Given request
Write out all of the lines below, exactly and completely.

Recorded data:
=======
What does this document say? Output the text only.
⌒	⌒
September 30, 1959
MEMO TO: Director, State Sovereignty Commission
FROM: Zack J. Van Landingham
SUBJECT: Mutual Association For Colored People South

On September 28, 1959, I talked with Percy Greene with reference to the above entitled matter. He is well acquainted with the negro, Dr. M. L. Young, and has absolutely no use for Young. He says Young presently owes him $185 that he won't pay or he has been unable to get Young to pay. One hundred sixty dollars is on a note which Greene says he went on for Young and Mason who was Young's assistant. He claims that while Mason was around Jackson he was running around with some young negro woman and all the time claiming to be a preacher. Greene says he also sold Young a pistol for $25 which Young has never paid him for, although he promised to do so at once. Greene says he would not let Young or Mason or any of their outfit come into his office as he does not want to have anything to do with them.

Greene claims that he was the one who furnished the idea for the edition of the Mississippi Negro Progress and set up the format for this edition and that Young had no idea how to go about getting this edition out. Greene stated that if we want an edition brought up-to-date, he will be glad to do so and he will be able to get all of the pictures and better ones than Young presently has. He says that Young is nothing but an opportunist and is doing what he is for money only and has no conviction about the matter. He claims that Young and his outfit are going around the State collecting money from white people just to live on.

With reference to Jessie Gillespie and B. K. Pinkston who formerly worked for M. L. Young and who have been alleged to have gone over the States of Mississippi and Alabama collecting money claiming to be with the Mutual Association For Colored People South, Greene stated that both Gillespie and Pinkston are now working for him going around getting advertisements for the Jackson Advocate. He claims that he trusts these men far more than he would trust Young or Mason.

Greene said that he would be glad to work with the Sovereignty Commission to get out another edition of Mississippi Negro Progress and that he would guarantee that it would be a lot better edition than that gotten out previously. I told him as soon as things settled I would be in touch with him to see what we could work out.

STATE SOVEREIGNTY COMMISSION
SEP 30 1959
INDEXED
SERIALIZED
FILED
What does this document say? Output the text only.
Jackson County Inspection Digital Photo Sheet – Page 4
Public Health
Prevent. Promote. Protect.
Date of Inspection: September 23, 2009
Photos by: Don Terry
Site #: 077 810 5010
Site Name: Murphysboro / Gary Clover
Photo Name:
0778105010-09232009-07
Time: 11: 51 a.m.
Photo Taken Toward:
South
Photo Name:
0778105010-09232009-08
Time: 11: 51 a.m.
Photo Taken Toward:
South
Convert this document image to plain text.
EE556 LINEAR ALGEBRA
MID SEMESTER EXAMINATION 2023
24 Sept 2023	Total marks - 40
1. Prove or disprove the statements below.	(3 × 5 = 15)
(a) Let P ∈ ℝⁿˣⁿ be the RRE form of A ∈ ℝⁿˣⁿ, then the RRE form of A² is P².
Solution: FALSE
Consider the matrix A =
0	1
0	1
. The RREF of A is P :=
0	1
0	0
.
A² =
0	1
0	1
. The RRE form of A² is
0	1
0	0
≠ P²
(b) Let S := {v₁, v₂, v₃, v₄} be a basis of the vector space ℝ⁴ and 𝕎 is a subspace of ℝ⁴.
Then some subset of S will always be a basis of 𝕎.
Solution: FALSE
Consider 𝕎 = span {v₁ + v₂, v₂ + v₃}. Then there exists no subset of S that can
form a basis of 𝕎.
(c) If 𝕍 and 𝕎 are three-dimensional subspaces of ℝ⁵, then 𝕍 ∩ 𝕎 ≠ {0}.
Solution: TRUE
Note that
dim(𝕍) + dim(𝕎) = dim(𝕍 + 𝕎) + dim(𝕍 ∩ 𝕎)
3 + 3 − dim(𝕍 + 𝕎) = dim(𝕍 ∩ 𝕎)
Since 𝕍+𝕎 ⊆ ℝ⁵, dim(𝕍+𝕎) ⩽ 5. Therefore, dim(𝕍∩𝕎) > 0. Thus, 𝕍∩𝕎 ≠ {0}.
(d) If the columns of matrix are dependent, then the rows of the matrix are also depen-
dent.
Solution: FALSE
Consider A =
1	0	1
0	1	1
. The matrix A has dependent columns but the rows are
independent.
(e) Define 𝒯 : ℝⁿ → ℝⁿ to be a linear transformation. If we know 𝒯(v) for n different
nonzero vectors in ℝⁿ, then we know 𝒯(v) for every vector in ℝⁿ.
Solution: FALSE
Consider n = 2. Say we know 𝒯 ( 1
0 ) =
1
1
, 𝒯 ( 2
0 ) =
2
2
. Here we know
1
=======
Task result
What does this document say? Output the text only.
⌒	⌒
September 30, 1959
MEMO TO: Director, State Sovereignty Commission
FROM: Zack J. Van Landingham
SUBJECT: Mutual Association For Colored People South

On September 28, 1959, I talked with Percy Greene with reference to the above entitled matter. He is well acquainted with the negro, Dr. M. L. Young, and has absolutely no use for Young. He says Young presently owes him $185 that he won't pay or he has been unable to get Young to pay. One hundred sixty dollars is on a note which Greene says he went on for Young and Mason who was Young's assistant. He claims that while Mason was around Jackson he was running around with some young negro woman and all the time claiming to be a preacher. Greene says he also sold Young a pistol for $25 which Young has never paid him for, although he promised to do so at once. Greene says he would not let Young or Mason or any of their outfit come into his office as he does not want to have anything to do with them.

Greene claims that he was the one who furnished the idea for the edition of the Mississippi Negro Progress and set up the format for this edition and that Young had no idea how to go about getting this edition out. Greene stated that if we want an edition brought up-to-date, he will be glad to do so and he will be able to get all of the pictures and better ones than Young presently has. He says that Young is nothing but an opportunist and is doing what he is for money only and has no conviction about the matter. He claims that Young and his outfit are going around the State collecting money from white people just to live on.

With reference to Jessie Gillespie and B. K. Pinkston who formerly worked for M. L. Young and who have been alleged to have gone over the States of Mississippi and Alabama collecting money claiming to be with the Mutual Association For Colored People South, Greene stated that both Gillespie and Pinkston are now working for him going around getting advertisements for the Jackson Advocate. He claims that he trusts these men far more than he would trust Young or Mason.

Greene said that he would be glad to work with the Sovereignty Commission to get out another edition of Mississippi Negro Progress and that he would guarantee that it would be a lot better edition than that gotten out previously. I told him as soon as things settled I would be in touch with him to see what we could work out.

STATE SOVEREIGNTY COMMISSION
SEP 30 1959
INDEXED
SERIALIZED
FILED
What does this document say? Output the text only.
Jackson County Inspection Digital Photo Sheet – Page 4
Public Health
Prevent. Promote. Protect.
Date of Inspection: September 23, 2009
Photos by: Don Terry
Site #: 077 810 5010
Site Name: Murphysboro / Gary Clover
Photo Name:
0778105010-09232009-07
Time: 11: 51 a.m.
Photo Taken Toward:
South
Photo Name:
0778105010-09232009-08
Time: 11: 51 a.m.
Photo Taken Toward:
South
Convert this document image to plain text.
EE556 LINEAR ALGEBRA
MID SEMESTER EXAMINATION 2023
24 Sept 2023	Total marks - 40
1. Prove or disprove the statements below.	(3 × 5 = 15)
(a) Let P ∈ ℝⁿˣⁿ be the RRE form of A ∈ ℝⁿˣⁿ, then the RRE form of A² is P².
Solution: FALSE
Consider the matrix A =
0	1
0	1
. The RREF of A is P :=
0	1
0	0
.
A² =
0	1
0	1
. The RRE form of A² is
0	1
0	0
≠ P²
(b) Let S := {v₁, v₂, v₃, v₄} be a basis of the vector space ℝ⁴ and 𝕎 is a subspace of ℝ⁴.
Then some subset of S will always be a basis of 𝕎.
Solution: FALSE
Consider 𝕎 = span {v₁ + v₂, v₂ + v₃}. Then there exists no subset of S that can
form a basis of 𝕎.
(c) If 𝕍 and 𝕎 are three-dimensional subspaces of ℝ⁵, then 𝕍 ∩ 𝕎 ≠ {0}.
Solution: TRUE
Note that
dim(𝕍) + dim(𝕎) = dim(𝕍 + 𝕎) + dim(𝕍 ∩ 𝕎)
3 + 3 − dim(𝕍 + 𝕎) = dim(𝕍 ∩ 𝕎)
Since 𝕍+𝕎 ⊆ ℝ⁵, dim(𝕍+𝕎) ⩽ 5. Therefore, dim(𝕍∩𝕎) > 0. Thus, 𝕍∩𝕎 ≠ {0}.
(d) If the columns of matrix are dependent, then the rows of the matrix are also depen-
dent.
Solution: FALSE
Consider A =
1	0	1
0	1	1
. The matrix A has dependent columns but the rows are
independent.
(e) Define 𝒯 : ℝⁿ → ℝⁿ to be a linear transformation. If we know 𝒯(v) for n different
nonzero vectors in ℝⁿ, then we know 𝒯(v) for every vector in ℝⁿ.
Solution: FALSE
Consider n = 2. Say we know 𝒯 ( 1
0 ) =
1
1
, 𝒯 ( 2
0 ) =
2
2
. Here we know
1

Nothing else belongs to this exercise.